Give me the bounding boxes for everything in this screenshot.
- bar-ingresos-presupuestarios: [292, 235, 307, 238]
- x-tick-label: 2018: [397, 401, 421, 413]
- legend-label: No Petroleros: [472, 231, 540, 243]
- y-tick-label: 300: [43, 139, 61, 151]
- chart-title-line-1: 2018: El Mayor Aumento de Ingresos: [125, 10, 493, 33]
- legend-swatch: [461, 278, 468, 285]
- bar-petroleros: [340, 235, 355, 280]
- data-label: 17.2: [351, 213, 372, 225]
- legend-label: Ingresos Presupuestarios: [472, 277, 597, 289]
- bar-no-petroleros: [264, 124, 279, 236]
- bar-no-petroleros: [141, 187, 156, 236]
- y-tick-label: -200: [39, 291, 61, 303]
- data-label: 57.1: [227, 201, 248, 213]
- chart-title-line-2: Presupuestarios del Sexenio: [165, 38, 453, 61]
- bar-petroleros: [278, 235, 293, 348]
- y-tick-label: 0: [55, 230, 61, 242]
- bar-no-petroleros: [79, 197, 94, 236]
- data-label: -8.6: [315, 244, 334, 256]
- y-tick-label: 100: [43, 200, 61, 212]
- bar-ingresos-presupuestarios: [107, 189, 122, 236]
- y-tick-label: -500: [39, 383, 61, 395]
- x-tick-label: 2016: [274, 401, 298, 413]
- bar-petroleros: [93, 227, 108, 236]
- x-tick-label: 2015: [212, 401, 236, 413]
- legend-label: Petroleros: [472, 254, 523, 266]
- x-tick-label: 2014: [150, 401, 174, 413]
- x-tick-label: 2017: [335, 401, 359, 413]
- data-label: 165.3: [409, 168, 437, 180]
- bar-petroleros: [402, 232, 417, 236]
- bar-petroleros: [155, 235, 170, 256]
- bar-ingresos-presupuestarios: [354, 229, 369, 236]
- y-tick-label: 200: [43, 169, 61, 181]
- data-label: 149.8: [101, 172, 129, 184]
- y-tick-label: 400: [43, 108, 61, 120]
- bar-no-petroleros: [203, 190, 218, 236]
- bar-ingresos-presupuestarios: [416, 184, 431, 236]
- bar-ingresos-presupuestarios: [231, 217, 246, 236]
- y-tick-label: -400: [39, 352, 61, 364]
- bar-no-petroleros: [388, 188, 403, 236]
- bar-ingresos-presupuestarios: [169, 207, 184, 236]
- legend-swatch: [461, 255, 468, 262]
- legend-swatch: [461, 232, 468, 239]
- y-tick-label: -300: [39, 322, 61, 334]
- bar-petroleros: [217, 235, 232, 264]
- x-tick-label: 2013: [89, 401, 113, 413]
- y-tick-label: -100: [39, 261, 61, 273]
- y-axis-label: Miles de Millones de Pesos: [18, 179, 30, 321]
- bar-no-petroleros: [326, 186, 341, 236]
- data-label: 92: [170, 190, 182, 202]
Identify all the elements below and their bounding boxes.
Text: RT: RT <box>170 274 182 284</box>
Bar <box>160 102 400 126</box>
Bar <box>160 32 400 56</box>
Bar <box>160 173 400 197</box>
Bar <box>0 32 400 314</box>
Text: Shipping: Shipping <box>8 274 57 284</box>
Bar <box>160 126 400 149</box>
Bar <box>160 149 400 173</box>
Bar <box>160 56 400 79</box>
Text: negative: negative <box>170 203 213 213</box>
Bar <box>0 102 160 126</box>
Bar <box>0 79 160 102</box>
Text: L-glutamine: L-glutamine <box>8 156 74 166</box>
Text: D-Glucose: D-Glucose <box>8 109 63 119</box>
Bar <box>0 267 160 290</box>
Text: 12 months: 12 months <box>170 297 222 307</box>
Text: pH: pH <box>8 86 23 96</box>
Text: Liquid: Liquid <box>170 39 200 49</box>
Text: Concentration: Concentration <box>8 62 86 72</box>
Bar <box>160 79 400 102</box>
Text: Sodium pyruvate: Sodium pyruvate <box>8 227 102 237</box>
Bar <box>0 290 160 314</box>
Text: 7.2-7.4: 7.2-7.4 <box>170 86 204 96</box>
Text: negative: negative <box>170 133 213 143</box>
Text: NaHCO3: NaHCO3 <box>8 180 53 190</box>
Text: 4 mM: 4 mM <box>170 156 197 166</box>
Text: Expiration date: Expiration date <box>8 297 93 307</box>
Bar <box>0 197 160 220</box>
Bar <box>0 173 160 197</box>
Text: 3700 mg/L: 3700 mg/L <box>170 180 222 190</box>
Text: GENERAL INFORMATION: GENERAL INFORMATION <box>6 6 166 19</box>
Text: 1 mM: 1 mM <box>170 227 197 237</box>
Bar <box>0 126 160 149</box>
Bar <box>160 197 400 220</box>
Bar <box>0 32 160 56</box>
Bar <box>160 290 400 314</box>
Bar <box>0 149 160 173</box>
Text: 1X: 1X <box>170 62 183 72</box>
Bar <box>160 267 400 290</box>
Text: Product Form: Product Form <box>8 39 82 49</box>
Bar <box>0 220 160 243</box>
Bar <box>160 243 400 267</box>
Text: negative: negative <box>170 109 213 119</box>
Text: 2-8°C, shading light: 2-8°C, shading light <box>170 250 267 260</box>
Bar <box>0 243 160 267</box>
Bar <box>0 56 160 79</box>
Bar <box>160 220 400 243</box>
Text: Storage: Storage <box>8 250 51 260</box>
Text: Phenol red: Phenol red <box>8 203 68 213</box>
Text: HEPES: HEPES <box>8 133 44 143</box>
:::::
Return, without any change, the lines of the listing from its first line through the line that contains "- legend-swatch: [461, 278, 468, 285]".

Give me the bounding boxes for everything in this screenshot.
- bar-ingresos-presupuestarios: [292, 235, 307, 238]
- x-tick-label: 2018: [397, 401, 421, 413]
- legend-label: No Petroleros: [472, 231, 540, 243]
- y-tick-label: 300: [43, 139, 61, 151]
- chart-title-line-1: 2018: El Mayor Aumento de Ingresos: [125, 10, 493, 33]
- legend-swatch: [461, 278, 468, 285]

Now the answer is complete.